═════ DATA ═════

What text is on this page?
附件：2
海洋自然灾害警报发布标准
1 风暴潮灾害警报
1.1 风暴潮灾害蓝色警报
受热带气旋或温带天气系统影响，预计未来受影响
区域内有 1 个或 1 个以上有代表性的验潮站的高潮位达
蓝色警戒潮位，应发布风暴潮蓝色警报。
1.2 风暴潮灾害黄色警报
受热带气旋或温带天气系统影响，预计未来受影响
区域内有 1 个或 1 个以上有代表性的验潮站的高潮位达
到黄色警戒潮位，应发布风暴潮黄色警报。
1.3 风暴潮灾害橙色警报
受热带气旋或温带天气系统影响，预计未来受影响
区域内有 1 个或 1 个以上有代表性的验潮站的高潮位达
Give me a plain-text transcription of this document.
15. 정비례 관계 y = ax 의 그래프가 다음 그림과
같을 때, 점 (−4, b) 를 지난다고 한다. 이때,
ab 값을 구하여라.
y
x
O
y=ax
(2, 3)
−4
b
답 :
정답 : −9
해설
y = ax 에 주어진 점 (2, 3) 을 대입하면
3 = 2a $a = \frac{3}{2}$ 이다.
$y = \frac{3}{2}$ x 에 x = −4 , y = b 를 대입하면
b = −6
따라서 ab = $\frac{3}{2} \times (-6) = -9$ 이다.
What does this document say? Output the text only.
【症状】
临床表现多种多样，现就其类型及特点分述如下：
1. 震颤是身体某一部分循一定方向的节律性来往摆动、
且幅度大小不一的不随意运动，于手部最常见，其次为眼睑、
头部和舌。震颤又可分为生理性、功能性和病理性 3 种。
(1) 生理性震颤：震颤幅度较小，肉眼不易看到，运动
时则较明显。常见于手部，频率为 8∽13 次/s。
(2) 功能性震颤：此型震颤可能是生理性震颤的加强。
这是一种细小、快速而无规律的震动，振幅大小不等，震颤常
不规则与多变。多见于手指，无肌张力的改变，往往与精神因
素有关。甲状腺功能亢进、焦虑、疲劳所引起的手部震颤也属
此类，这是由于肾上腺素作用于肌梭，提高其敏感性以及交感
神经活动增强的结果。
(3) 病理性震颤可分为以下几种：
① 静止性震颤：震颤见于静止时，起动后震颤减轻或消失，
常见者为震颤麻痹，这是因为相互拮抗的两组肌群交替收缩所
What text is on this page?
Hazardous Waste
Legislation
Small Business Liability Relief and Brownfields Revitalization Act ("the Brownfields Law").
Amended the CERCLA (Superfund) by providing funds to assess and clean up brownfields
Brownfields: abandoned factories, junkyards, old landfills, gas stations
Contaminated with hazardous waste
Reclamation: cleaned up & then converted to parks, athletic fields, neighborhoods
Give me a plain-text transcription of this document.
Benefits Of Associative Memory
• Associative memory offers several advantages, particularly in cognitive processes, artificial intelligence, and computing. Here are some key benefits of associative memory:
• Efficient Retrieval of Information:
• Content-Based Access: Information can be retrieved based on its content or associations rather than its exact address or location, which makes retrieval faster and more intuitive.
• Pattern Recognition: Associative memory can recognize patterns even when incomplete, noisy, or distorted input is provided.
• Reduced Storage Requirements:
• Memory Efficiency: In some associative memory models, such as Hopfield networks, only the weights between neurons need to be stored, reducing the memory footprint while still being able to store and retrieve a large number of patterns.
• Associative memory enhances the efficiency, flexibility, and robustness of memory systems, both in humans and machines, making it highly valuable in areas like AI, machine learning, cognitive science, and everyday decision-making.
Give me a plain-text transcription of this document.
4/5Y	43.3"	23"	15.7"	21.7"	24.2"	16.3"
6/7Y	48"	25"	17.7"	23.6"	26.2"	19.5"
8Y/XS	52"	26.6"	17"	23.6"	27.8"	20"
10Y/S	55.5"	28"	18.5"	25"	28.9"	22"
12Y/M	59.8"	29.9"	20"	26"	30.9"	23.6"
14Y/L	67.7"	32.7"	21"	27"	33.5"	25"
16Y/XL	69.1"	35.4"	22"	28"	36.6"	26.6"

═════

• _WHAT IS REQUIRED_
Reproduce each line verbatim.

• _TASK ANSWER_
What text is on this page?
附件：2
海洋自然灾害警报发布标准
1 风暴潮灾害警报
1.1 风暴潮灾害蓝色警报
受热带气旋或温带天气系统影响，预计未来受影响
区域内有 1 个或 1 个以上有代表性的验潮站的高潮位达
蓝色警戒潮位，应发布风暴潮蓝色警报。
1.2 风暴潮灾害黄色警报
受热带气旋或温带天气系统影响，预计未来受影响
区域内有 1 个或 1 个以上有代表性的验潮站的高潮位达
到黄色警戒潮位，应发布风暴潮黄色警报。
1.3 风暴潮灾害橙色警报
受热带气旋或温带天气系统影响，预计未来受影响
区域内有 1 个或 1 个以上有代表性的验潮站的高潮位达
Give me a plain-text transcription of this document.
15. 정비례 관계 y = ax 의 그래프가 다음 그림과
같을 때, 점 (−4, b) 를 지난다고 한다. 이때,
ab 값을 구하여라.
y
x
O
y=ax
(2, 3)
−4
b
답 :
정답 : −9
해설
y = ax 에 주어진 점 (2, 3) 을 대입하면
3 = 2a $a = \frac{3}{2}$ 이다.
$y = \frac{3}{2}$ x 에 x = −4 , y = b 를 대입하면
b = −6
따라서 ab = $\frac{3}{2} \times (-6) = -9$ 이다.
What does this document say? Output the text only.
【症状】
临床表现多种多样，现就其类型及特点分述如下：
1. 震颤是身体某一部分循一定方向的节律性来往摆动、
且幅度大小不一的不随意运动，于手部最常见，其次为眼睑、
头部和舌。震颤又可分为生理性、功能性和病理性 3 种。
(1) 生理性震颤：震颤幅度较小，肉眼不易看到，运动
时则较明显。常见于手部，频率为 8∽13 次/s。
(2) 功能性震颤：此型震颤可能是生理性震颤的加强。
这是一种细小、快速而无规律的震动，振幅大小不等，震颤常
不规则与多变。多见于手指，无肌张力的改变，往往与精神因
素有关。甲状腺功能亢进、焦虑、疲劳所引起的手部震颤也属
此类，这是由于肾上腺素作用于肌梭，提高其敏感性以及交感
神经活动增强的结果。
(3) 病理性震颤可分为以下几种：
① 静止性震颤：震颤见于静止时，起动后震颤减轻或消失，
常见者为震颤麻痹，这是因为相互拮抗的两组肌群交替收缩所
What text is on this page?
Hazardous Waste
Legislation
Small Business Liability Relief and Brownfields Revitalization Act ("the Brownfields Law").
Amended the CERCLA (Superfund) by providing funds to assess and clean up brownfields
Brownfields: abandoned factories, junkyards, old landfills, gas stations
Contaminated with hazardous waste
Reclamation: cleaned up & then converted to parks, athletic fields, neighborhoods
Give me a plain-text transcription of this document.
Benefits Of Associative Memory
• Associative memory offers several advantages, particularly in cognitive processes, artificial intelligence, and computing. Here are some key benefits of associative memory:
• Efficient Retrieval of Information:
• Content-Based Access: Information can be retrieved based on its content or associations rather than its exact address or location, which makes retrieval faster and more intuitive.
• Pattern Recognition: Associative memory can recognize patterns even when incomplete, noisy, or distorted input is provided.
• Reduced Storage Requirements:
• Memory Efficiency: In some associative memory models, such as Hopfield networks, only the weights between neurons need to be stored, reducing the memory footprint while still being able to store and retrieve a large number of patterns.
• Associative memory enhances the efficiency, flexibility, and robustness of memory systems, both in humans and machines, making it highly valuable in areas like AI, machine learning, cognitive science, and everyday decision-making.
Give me a plain-text transcription of this document.
4/5Y	43.3"	23"	15.7"	21.7"	24.2"	16.3"
6/7Y	48"	25"	17.7"	23.6"	26.2"	19.5"
8Y/XS	52"	26.6"	17"	23.6"	27.8"	20"
10Y/S	55.5"	28"	18.5"	25"	28.9"	22"
12Y/M	59.8"	29.9"	20"	26"	30.9"	23.6"
14Y/L	67.7"	32.7"	21"	27"	33.5"	25"
16Y/XL	69.1"	35.4"	22"	28"	36.6"	26.6"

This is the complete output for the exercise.